THE TASK:
Would you transcribe the listing that follows, character for character, and omit its images?

[Data items]
□ □ □ □ □

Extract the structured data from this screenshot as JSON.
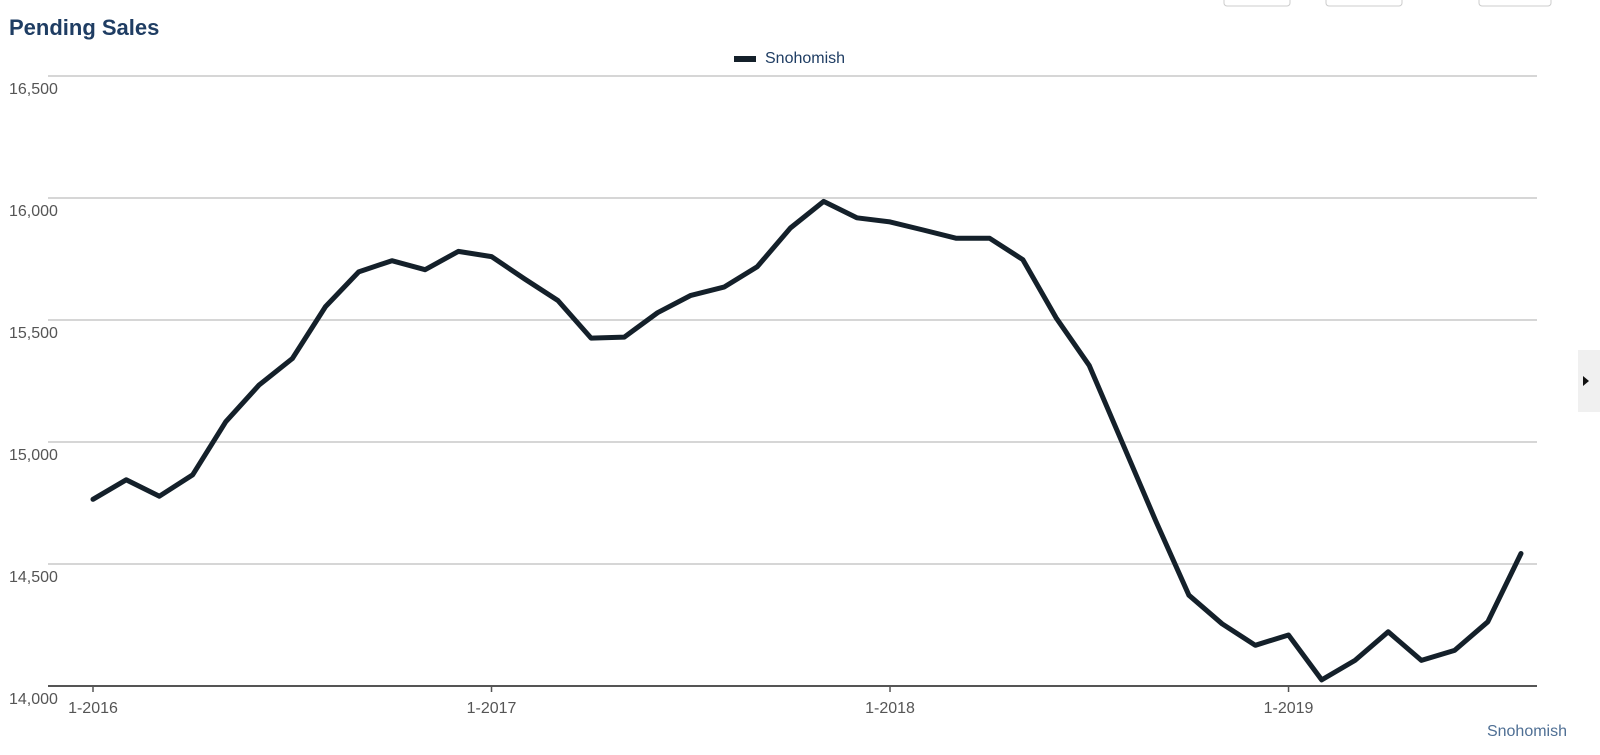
{
  "chart_data": {
    "type": "line",
    "title": "Pending Sales",
    "categories": [
      "1-2016",
      null,
      null,
      null,
      null,
      null,
      null,
      null,
      null,
      null,
      null,
      null,
      "1-2017",
      null,
      null,
      null,
      null,
      null,
      null,
      null,
      null,
      null,
      null,
      null,
      "1-2018",
      null,
      null,
      null,
      null,
      null,
      null,
      null,
      null,
      null,
      null,
      null,
      "1-2019",
      null,
      null,
      null,
      null,
      null,
      null,
      null
    ],
    "series": [
      {
        "name": "Snohomish",
        "color": "#14202a",
        "values": [
          14765,
          14845,
          14778,
          14865,
          15083,
          15233,
          15342,
          15555,
          15697,
          15743,
          15706,
          15781,
          15760,
          15668,
          15580,
          15426,
          15430,
          15530,
          15601,
          15635,
          15718,
          15877,
          15986,
          15919,
          15902,
          15869,
          15835,
          15835,
          15747,
          15509,
          15313,
          14995,
          14677,
          14372,
          14255,
          14167,
          14209,
          14025,
          14105,
          14222,
          14105,
          14146,
          14263,
          14543
        ]
      }
    ],
    "ylim": [
      14000,
      16500
    ],
    "yticks": [
      {
        "value": 14000,
        "label": "14,000"
      },
      {
        "value": 14500,
        "label": "14,500"
      },
      {
        "value": 15000,
        "label": "15,000"
      },
      {
        "value": 15500,
        "label": "15,500"
      },
      {
        "value": 16000,
        "label": "16,000"
      },
      {
        "value": 16500,
        "label": "16,500"
      }
    ],
    "grid": true,
    "legend": "top",
    "footer_label": "Snohomish"
  }
}
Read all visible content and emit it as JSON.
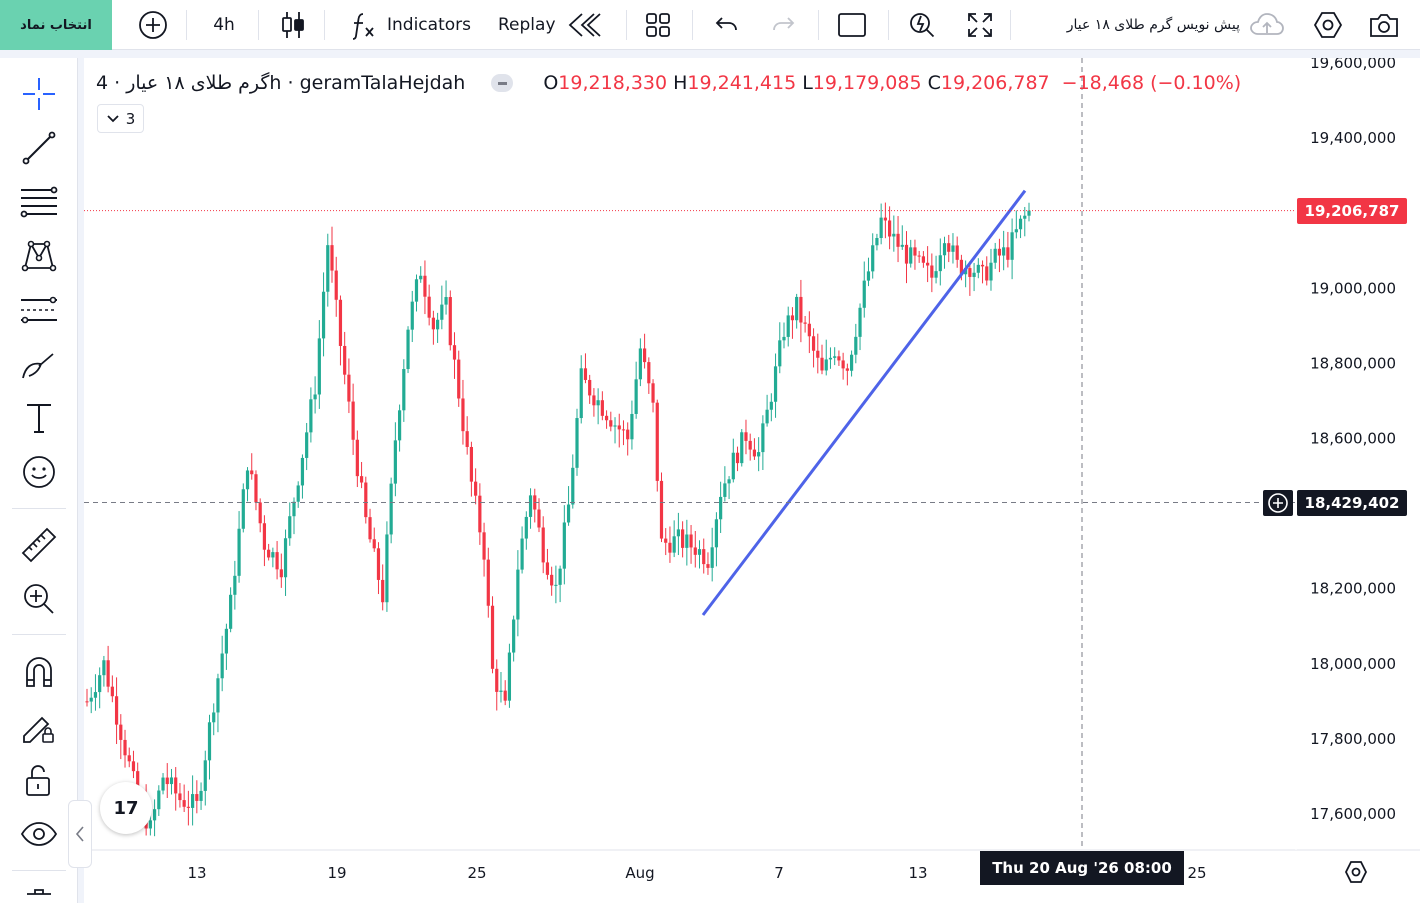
{
  "toolbar": {
    "symbol_button": "انتخاب نماد",
    "interval": "4h",
    "indicators": "Indicators",
    "replay": "Replay",
    "title": "پیش نویس گرم طلای ۱۸ عیار"
  },
  "icons": {
    "add": "plus-circle-icon",
    "chart_type": "candles-icon",
    "fx": "fx-icon",
    "replay": "rewind-icon",
    "layouts": "grid-icon",
    "undo": "undo-icon",
    "redo": "redo-icon",
    "fullscreen_box": "square-icon",
    "alert": "alert-icon",
    "fullscreen": "expand-icon",
    "cloud": "cloud-icon",
    "settings": "hexagon-gear-icon",
    "snapshot": "camera-icon"
  },
  "legend": {
    "symbol": "گرم طلای ۱۸ عیار · 4h · geramTalaHejdah",
    "o_label": "O",
    "o_value": "19,218,330",
    "h_label": "H",
    "h_value": "19,241,415",
    "l_label": "L",
    "l_value": "19,179,085",
    "c_label": "C",
    "c_value": "19,206,787",
    "change": "−18,468 (−0.10%)",
    "indicators_count": "3"
  },
  "price_axis": {
    "last_price": "19,206,787",
    "crosshair_price": "18,429,402"
  },
  "time_axis": {
    "crosshair_time": "Thu 20 Aug '26   08:00"
  },
  "logo": "17",
  "colors": {
    "up": "#22ab94",
    "down": "#f23645",
    "trendline": "#4e63e8",
    "accent_button": "#6ad2b0"
  },
  "chart_data": {
    "type": "candlestick",
    "interval": "4h",
    "y_ticks": [
      19600000,
      19400000,
      19000000,
      18800000,
      18600000,
      18200000,
      18000000,
      17800000,
      17600000
    ],
    "y_tick_labels": [
      "19,600,000",
      "19,400,000",
      "19,000,000",
      "18,800,000",
      "18,600,000",
      "18,200,000",
      "18,000,000",
      "17,800,000",
      "17,600,000"
    ],
    "x_ticks": [
      "13",
      "19",
      "25",
      "Aug",
      "7",
      "13",
      "25"
    ],
    "ylim": [
      17510000,
      19630000
    ],
    "last_close": 19206787,
    "crosshair_value": 18429402,
    "trendline": [
      [
        18130000,
        0
      ],
      [
        19260000,
        1
      ]
    ],
    "waypoints": [
      [
        0,
        17900000
      ],
      [
        4,
        18000000
      ],
      [
        8,
        17820000
      ],
      [
        12,
        17640000
      ],
      [
        15,
        17560000
      ],
      [
        18,
        17700000
      ],
      [
        22,
        17640000
      ],
      [
        26,
        17620000
      ],
      [
        30,
        17900000
      ],
      [
        34,
        18160000
      ],
      [
        38,
        18540000
      ],
      [
        42,
        18320000
      ],
      [
        46,
        18260000
      ],
      [
        50,
        18500000
      ],
      [
        54,
        18740000
      ],
      [
        57,
        19120000
      ],
      [
        60,
        18850000
      ],
      [
        63,
        18600000
      ],
      [
        66,
        18380000
      ],
      [
        70,
        18180000
      ],
      [
        73,
        18600000
      ],
      [
        76,
        18900000
      ],
      [
        79,
        19050000
      ],
      [
        82,
        18900000
      ],
      [
        85,
        18950000
      ],
      [
        88,
        18720000
      ],
      [
        91,
        18480000
      ],
      [
        94,
        18300000
      ],
      [
        96,
        17980000
      ],
      [
        99,
        17880000
      ],
      [
        102,
        18260000
      ],
      [
        105,
        18460000
      ],
      [
        108,
        18300000
      ],
      [
        111,
        18200000
      ],
      [
        114,
        18420000
      ],
      [
        117,
        18760000
      ],
      [
        121,
        18700000
      ],
      [
        125,
        18640000
      ],
      [
        128,
        18600000
      ],
      [
        131,
        18840000
      ],
      [
        134,
        18680000
      ],
      [
        136,
        18320000
      ],
      [
        140,
        18330000
      ],
      [
        144,
        18310000
      ],
      [
        147,
        18280000
      ],
      [
        150,
        18460000
      ],
      [
        153,
        18540000
      ],
      [
        156,
        18610000
      ],
      [
        159,
        18560000
      ],
      [
        162,
        18720000
      ],
      [
        165,
        18890000
      ],
      [
        168,
        18950000
      ],
      [
        171,
        18860000
      ],
      [
        174,
        18770000
      ],
      [
        177,
        18840000
      ],
      [
        180,
        18790000
      ],
      [
        184,
        19000000
      ],
      [
        188,
        19180000
      ],
      [
        191,
        19130000
      ],
      [
        194,
        19090000
      ],
      [
        197,
        19060000
      ],
      [
        200,
        19030000
      ],
      [
        203,
        19150000
      ],
      [
        206,
        19060000
      ],
      [
        209,
        19060000
      ],
      [
        212,
        19030000
      ],
      [
        215,
        19080000
      ],
      [
        218,
        19100000
      ],
      [
        221,
        19170000
      ],
      [
        223,
        19207000
      ]
    ]
  }
}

□ □ □ □ □

COMPLETE OUTPUT:
Extract the structured data from this screenshot as JSON.
{
  "chart_data": {
    "type": "line",
    "title": "Pending Sales",
    "categories": [
      "1-2016",
      null,
      null,
      null,
      null,
      null,
      null,
      null,
      null,
      null,
      null,
      null,
      "1-2017",
      null,
      null,
      null,
      null,
      null,
      null,
      null,
      null,
      null,
      null,
      null,
      "1-2018",
      null,
      null,
      null,
      null,
      null,
      null,
      null,
      null,
      null,
      null,
      null,
      "1-2019",
      null,
      null,
      null,
      null,
      null,
      null,
      null
    ],
    "series": [
      {
        "name": "Snohomish",
        "color": "#14202a",
        "values": [
          14765,
          14845,
          14778,
          14865,
          15083,
          15233,
          15342,
          15555,
          15697,
          15743,
          15706,
          15781,
          15760,
          15668,
          15580,
          15426,
          15430,
          15530,
          15601,
          15635,
          15718,
          15877,
          15986,
          15919,
          15902,
          15869,
          15835,
          15835,
          15747,
          15509,
          15313,
          14995,
          14677,
          14372,
          14255,
          14167,
          14209,
          14025,
          14105,
          14222,
          14105,
          14146,
          14263,
          14543
        ]
      }
    ],
    "ylim": [
      14000,
      16500
    ],
    "yticks": [
      {
        "value": 14000,
        "label": "14,000"
      },
      {
        "value": 14500,
        "label": "14,500"
      },
      {
        "value": 15000,
        "label": "15,000"
      },
      {
        "value": 15500,
        "label": "15,500"
      },
      {
        "value": 16000,
        "label": "16,000"
      },
      {
        "value": 16500,
        "label": "16,500"
      }
    ],
    "grid": true,
    "legend": "top",
    "footer_label": "Snohomish"
  }
}
Read all visible content and emit it as JSON.
{
  "toolbar": {
    "symbol_button": "انتخاب نماد",
    "interval": "4h",
    "indicators": "Indicators",
    "replay": "Replay",
    "title": "پیش نویس گرم طلای ۱۸ عیار"
  },
  "icons": {
    "add": "plus-circle-icon",
    "chart_type": "candles-icon",
    "fx": "fx-icon",
    "replay": "rewind-icon",
    "layouts": "grid-icon",
    "undo": "undo-icon",
    "redo": "redo-icon",
    "fullscreen_box": "square-icon",
    "alert": "alert-icon",
    "fullscreen": "expand-icon",
    "cloud": "cloud-icon",
    "settings": "hexagon-gear-icon",
    "snapshot": "camera-icon"
  },
  "legend": {
    "symbol": "گرم طلای ۱۸ عیار · 4h · geramTalaHejdah",
    "o_label": "O",
    "o_value": "19,218,330",
    "h_label": "H",
    "h_value": "19,241,415",
    "l_label": "L",
    "l_value": "19,179,085",
    "c_label": "C",
    "c_value": "19,206,787",
    "change": "−18,468 (−0.10%)",
    "indicators_count": "3"
  },
  "price_axis": {
    "last_price": "19,206,787",
    "crosshair_price": "18,429,402"
  },
  "time_axis": {
    "crosshair_time": "Thu 20 Aug '26   08:00"
  },
  "logo": "17",
  "colors": {
    "up": "#22ab94",
    "down": "#f23645",
    "trendline": "#4e63e8",
    "accent_button": "#6ad2b0"
  },
  "chart_data": {
    "type": "candlestick",
    "interval": "4h",
    "y_ticks": [
      19600000,
      19400000,
      19000000,
      18800000,
      18600000,
      18200000,
      18000000,
      17800000,
      17600000
    ],
    "y_tick_labels": [
      "19,600,000",
      "19,400,000",
      "19,000,000",
      "18,800,000",
      "18,600,000",
      "18,200,000",
      "18,000,000",
      "17,800,000",
      "17,600,000"
    ],
    "x_ticks": [
      "13",
      "19",
      "25",
      "Aug",
      "7",
      "13",
      "25"
    ],
    "ylim": [
      17510000,
      19630000
    ],
    "last_close": 19206787,
    "crosshair_value": 18429402,
    "trendline": [
      [
        18130000,
        0
      ],
      [
        19260000,
        1
      ]
    ],
    "waypoints": [
      [
        0,
        17900000
      ],
      [
        4,
        18000000
      ],
      [
        8,
        17820000
      ],
      [
        12,
        17640000
      ],
      [
        15,
        17560000
      ],
      [
        18,
        17700000
      ],
      [
        22,
        17640000
      ],
      [
        26,
        17620000
      ],
      [
        30,
        17900000
      ],
      [
        34,
        18160000
      ],
      [
        38,
        18540000
      ],
      [
        42,
        18320000
      ],
      [
        46,
        18260000
      ],
      [
        50,
        18500000
      ],
      [
        54,
        18740000
      ],
      [
        57,
        19120000
      ],
      [
        60,
        18850000
      ],
      [
        63,
        18600000
      ],
      [
        66,
        18380000
      ],
      [
        70,
        18180000
      ],
      [
        73,
        18600000
      ],
      [
        76,
        18900000
      ],
      [
        79,
        19050000
      ],
      [
        82,
        18900000
      ],
      [
        85,
        18950000
      ],
      [
        88,
        18720000
      ],
      [
        91,
        18480000
      ],
      [
        94,
        18300000
      ],
      [
        96,
        17980000
      ],
      [
        99,
        17880000
      ],
      [
        102,
        18260000
      ],
      [
        105,
        18460000
      ],
      [
        108,
        18300000
      ],
      [
        111,
        18200000
      ],
      [
        114,
        18420000
      ],
      [
        117,
        18760000
      ],
      [
        121,
        18700000
      ],
      [
        125,
        18640000
      ],
      [
        128,
        18600000
      ],
      [
        131,
        18840000
      ],
      [
        134,
        18680000
      ],
      [
        136,
        18320000
      ],
      [
        140,
        18330000
      ],
      [
        144,
        18310000
      ],
      [
        147,
        18280000
      ],
      [
        150,
        18460000
      ],
      [
        153,
        18540000
      ],
      [
        156,
        18610000
      ],
      [
        159,
        18560000
      ],
      [
        162,
        18720000
      ],
      [
        165,
        18890000
      ],
      [
        168,
        18950000
      ],
      [
        171,
        18860000
      ],
      [
        174,
        18770000
      ],
      [
        177,
        18840000
      ],
      [
        180,
        18790000
      ],
      [
        184,
        19000000
      ],
      [
        188,
        19180000
      ],
      [
        191,
        19130000
      ],
      [
        194,
        19090000
      ],
      [
        197,
        19060000
      ],
      [
        200,
        19030000
      ],
      [
        203,
        19150000
      ],
      [
        206,
        19060000
      ],
      [
        209,
        19060000
      ],
      [
        212,
        19030000
      ],
      [
        215,
        19080000
      ],
      [
        218,
        19100000
      ],
      [
        221,
        19170000
      ],
      [
        223,
        19207000
      ]
    ]
  }
}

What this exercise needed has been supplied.